## [Data supplied]

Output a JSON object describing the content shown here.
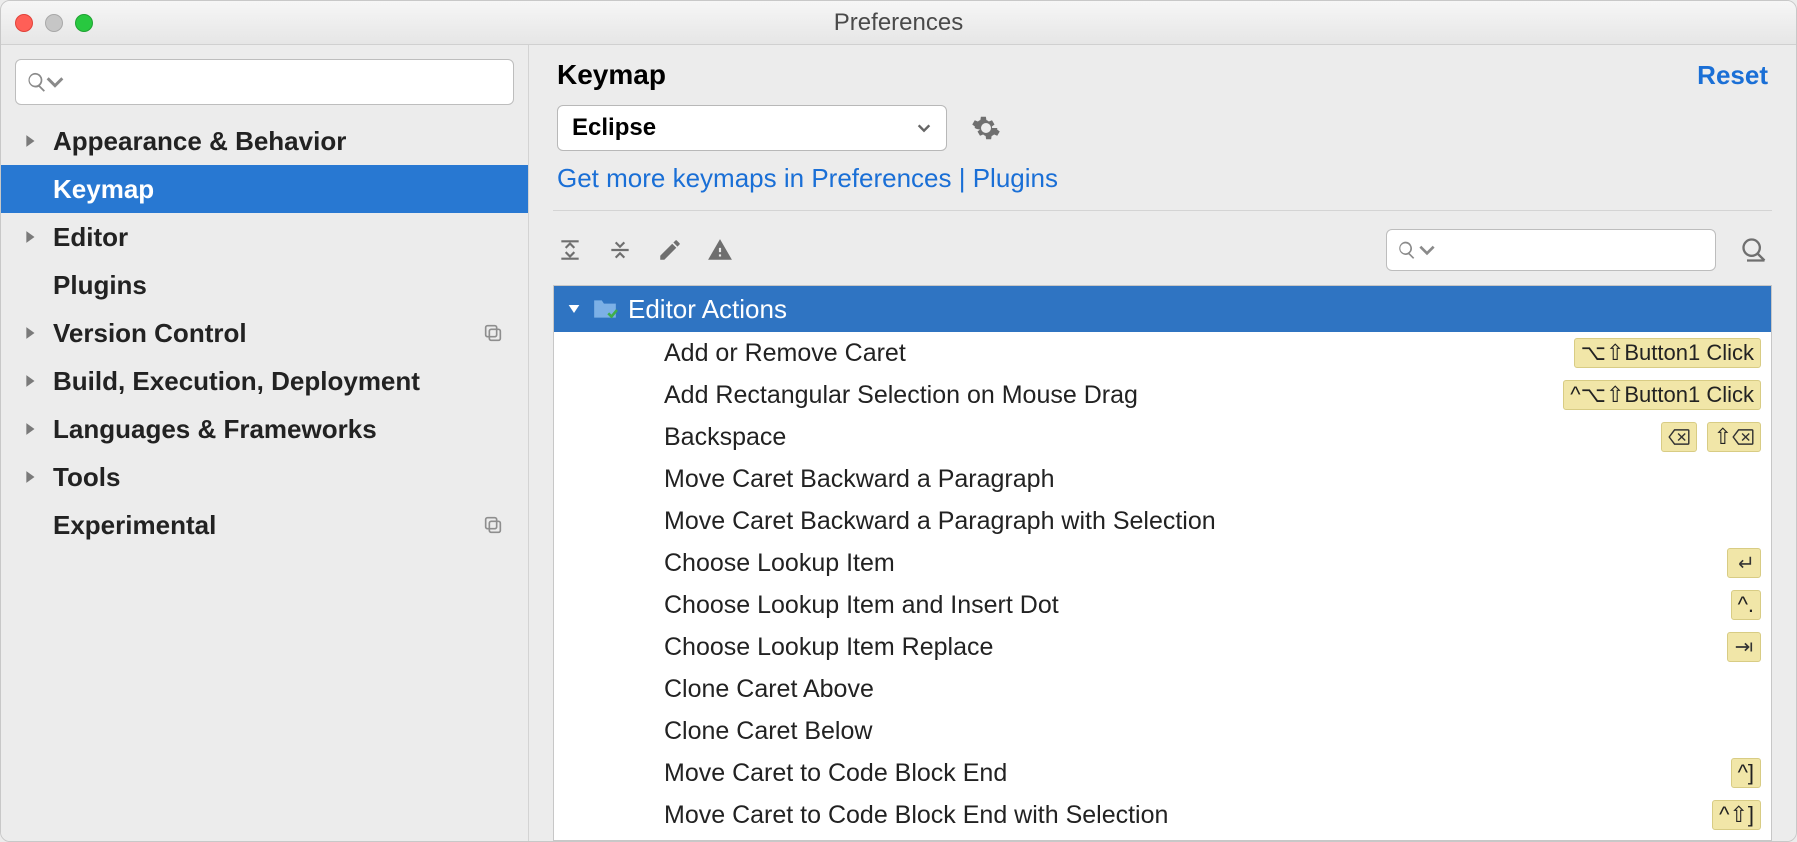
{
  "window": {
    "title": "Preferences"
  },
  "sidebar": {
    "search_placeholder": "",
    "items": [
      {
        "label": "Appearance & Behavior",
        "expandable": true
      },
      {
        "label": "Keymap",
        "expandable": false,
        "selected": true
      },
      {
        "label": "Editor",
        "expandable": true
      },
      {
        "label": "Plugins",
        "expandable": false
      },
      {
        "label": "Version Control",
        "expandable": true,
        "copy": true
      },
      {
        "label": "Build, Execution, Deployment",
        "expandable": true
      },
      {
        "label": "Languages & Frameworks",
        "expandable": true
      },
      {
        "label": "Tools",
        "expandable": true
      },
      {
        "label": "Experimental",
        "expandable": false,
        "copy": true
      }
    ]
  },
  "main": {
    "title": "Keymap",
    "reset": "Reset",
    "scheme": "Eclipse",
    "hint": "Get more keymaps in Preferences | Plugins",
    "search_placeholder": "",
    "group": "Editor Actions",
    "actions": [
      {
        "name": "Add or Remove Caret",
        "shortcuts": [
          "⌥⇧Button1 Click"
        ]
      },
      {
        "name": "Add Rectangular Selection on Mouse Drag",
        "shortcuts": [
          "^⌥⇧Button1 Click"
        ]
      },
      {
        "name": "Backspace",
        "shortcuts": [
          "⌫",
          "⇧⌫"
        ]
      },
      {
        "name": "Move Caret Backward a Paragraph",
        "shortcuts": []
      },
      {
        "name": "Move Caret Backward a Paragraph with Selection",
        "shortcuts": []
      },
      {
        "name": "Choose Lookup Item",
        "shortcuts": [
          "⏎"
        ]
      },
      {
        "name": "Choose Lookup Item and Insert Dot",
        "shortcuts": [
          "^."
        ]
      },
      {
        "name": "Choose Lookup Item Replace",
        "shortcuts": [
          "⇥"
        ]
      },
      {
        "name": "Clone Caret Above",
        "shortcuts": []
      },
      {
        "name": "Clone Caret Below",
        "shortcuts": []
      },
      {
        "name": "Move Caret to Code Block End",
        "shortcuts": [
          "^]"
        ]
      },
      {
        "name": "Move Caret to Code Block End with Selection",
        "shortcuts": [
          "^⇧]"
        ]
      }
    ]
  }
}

## [What you need to do]
From the entries above, copy out every line where the string "Block" appears.

## [Result for this task]
        "name": "Move Caret to Code Block End",
        "name": "Move Caret to Code Block End with Selection",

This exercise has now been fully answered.